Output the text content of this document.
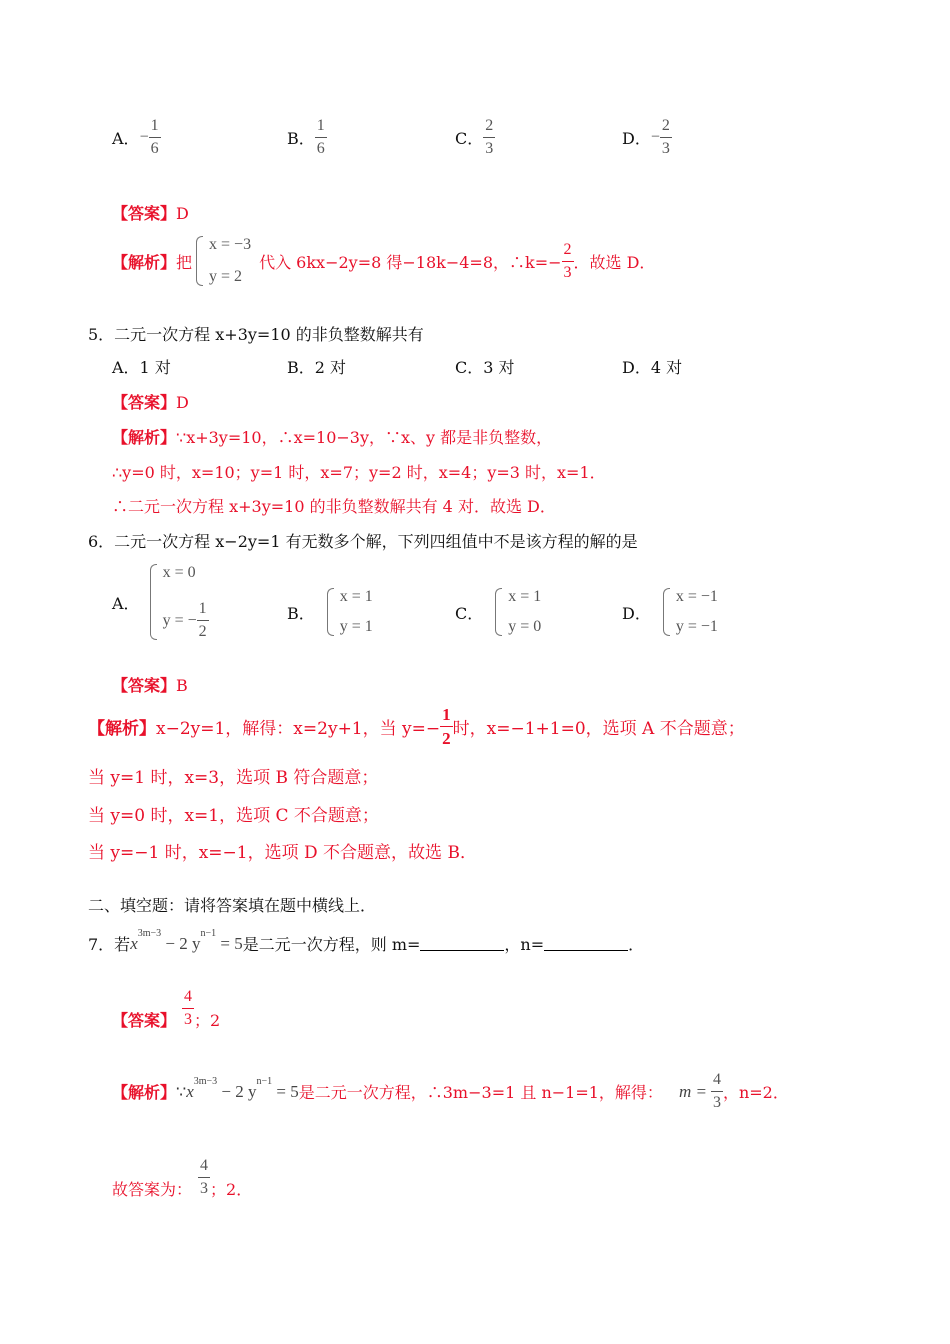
A．− $\frac{1}{6}$	B． $\frac{1}{6}$	C． $\frac{2}{3}$	D．− $\frac{2}{3}$
【答案】D
【解析】 把
x = −3
y = 2
代入 6kx−2y=8 得−18k−4=8，∴k=− $\frac{2}{3}$ ．故选 D．
5．二元一次方程 x+3y=10 的非负整数解共有
A．1 对	B．2 对	C．3 对	D．4 对
【答案】D
【解析】∵x+3y=10，∴x=10−3y，∵x、y 都是非负整数，
∴y=0 时，x=10；y=1 时，x=7；y=2 时，x=4；y=3 时，x=1．
∴二元一次方程 x+3y=10 的非负整数解共有 4 对．故选 D．
6．二元一次方程 x−2y=1 有无数多个解，下列四组值中不是该方程的解的是
A．
x = 0
y = − $\frac{1}{2}$	B．
x = 1
y = 1
C．
x = 1
y = 0
D．
x = −1
y = −1
【答案】B
【解析】 x−2y=1，解得：x=2y+1，当 $y=- \frac{1}{2}$ 时，x=−1+1=0，选项 A 不合题意；
当 y=1 时，x=3，选项 B 符合题意；
当 y=0 时，x=1，选项 C 不合题意；
当 y=−1 时，x=−1，选项 D 不合题意，故选 B．
二、填空题：请将答案填在题中横线上．
7．若 $x^{3m-3} - 2$ $y^{n-1} = 5$ 是二元一次方程，则 m=	，n=	．
【答案】 $\frac{4}{3}$ ；2
【解析】 ∵ $x^{3m-3} - 2$ $y^{n-1} = 5$ 是二元一次方程，∴3m−3=1 且 n−1=1，解得： $m = \frac{4}{3}$ ，n=2．
故答案为： $\frac{4}{3}$ ；2．
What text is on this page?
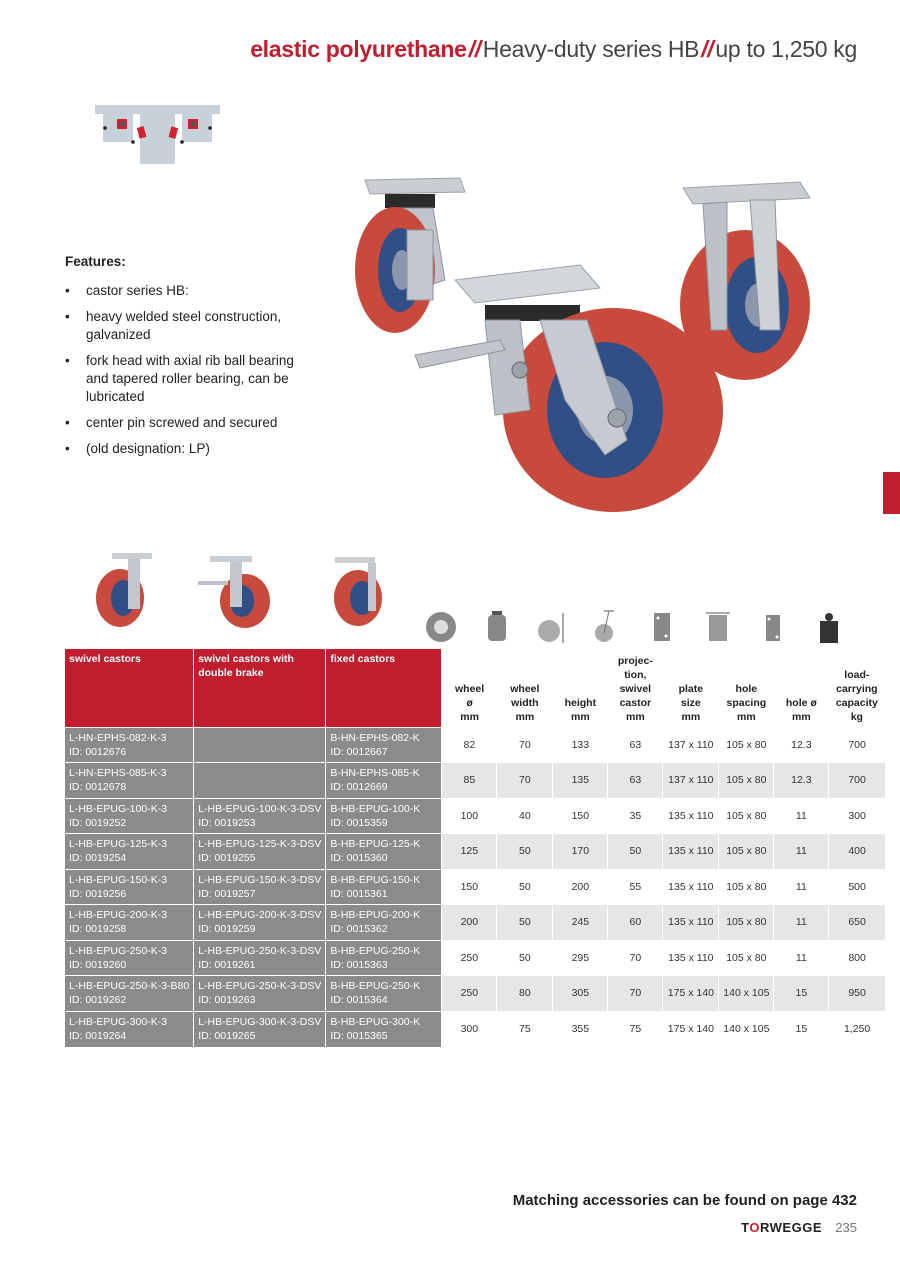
elastic polyurethane//Heavy-duty series HB//up to 1,250 kg
Features:
• castor series HB:
• heavy welded steel construction, galvanized
• fork head with axial rib ball bearing and tapered roller bearing, can be lubricated
• center pin screwed and secured
• (old designation: LP)
swivel castors	swivel castors with double brake	fixed castors	wheel
ø
mm	wheel
width
mm	height
mm	projec-
tion,
swivel
castor
mm	plate
size
mm	hole
spacing
mm	hole ø
mm	load-
carrying
capacity
kg

L-HN-EPHS-082-K-3
ID: 0012676		B-HN-EPHS-082-K
ID: 0012667	82	70	133	63	137 x 110	105 x 80	12.3	700

L-HN-EPHS-085-K-3
ID: 0012678		B-HN-EPHS-085-K
ID: 0012669	85	70	135	63	137 x 110	105 x 80	12.3	700

L-HB-EPUG-100-K-3
ID: 0019252	L-HB-EPUG-100-K-3-DSV
ID: 0019253	B-HB-EPUG-100-K
ID: 0015359	100	40	150	35	135 x 110	105 x 80	11	300

L-HB-EPUG-125-K-3
ID: 0019254	L-HB-EPUG-125-K-3-DSV
ID: 0019255	B-HB-EPUG-125-K
ID: 0015360	125	50	170	50	135 x 110	105 x 80	11	400

L-HB-EPUG-150-K-3
ID: 0019256	L-HB-EPUG-150-K-3-DSV
ID: 0019257	B-HB-EPUG-150-K
ID: 0015361	150	50	200	55	135 x 110	105 x 80	11	500

L-HB-EPUG-200-K-3
ID: 0019258	L-HB-EPUG-200-K-3-DSV
ID: 0019259	B-HB-EPUG-200-K
ID: 0015362	200	50	245	60	135 x 110	105 x 80	11	650

L-HB-EPUG-250-K-3
ID: 0019260	L-HB-EPUG-250-K-3-DSV
ID: 0019261	B-HB-EPUG-250-K
ID: 0015363	250	50	295	70	135 x 110	105 x 80	11	800

L-HB-EPUG-250-K-3-B80
ID: 0019262	L-HB-EPUG-250-K-3-DSV
ID: 0019263	B-HB-EPUG-250-K
ID: 0015364	250	80	305	70	175 x 140	140 x 105	15	950

L-HB-EPUG-300-K-3
ID: 0019264	L-HB-EPUG-300-K-3-DSV
ID: 0019265	B-HB-EPUG-300-K
ID: 0015365	300	75	355	75	175 x 140	140 x 105	15	1,250
Matching accessories can be found on page 432
TORWEGGE 235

SHORT EXERCISE. Check each line above for "EPHS" and return the ones that have it.

RESULT FOR THIS EXERCISE.
L-HN-EPHS-082-K-3
ID: 0012676		B-HN-EPHS-082-K
L-HN-EPHS-085-K-3
ID: 0012678		B-HN-EPHS-085-K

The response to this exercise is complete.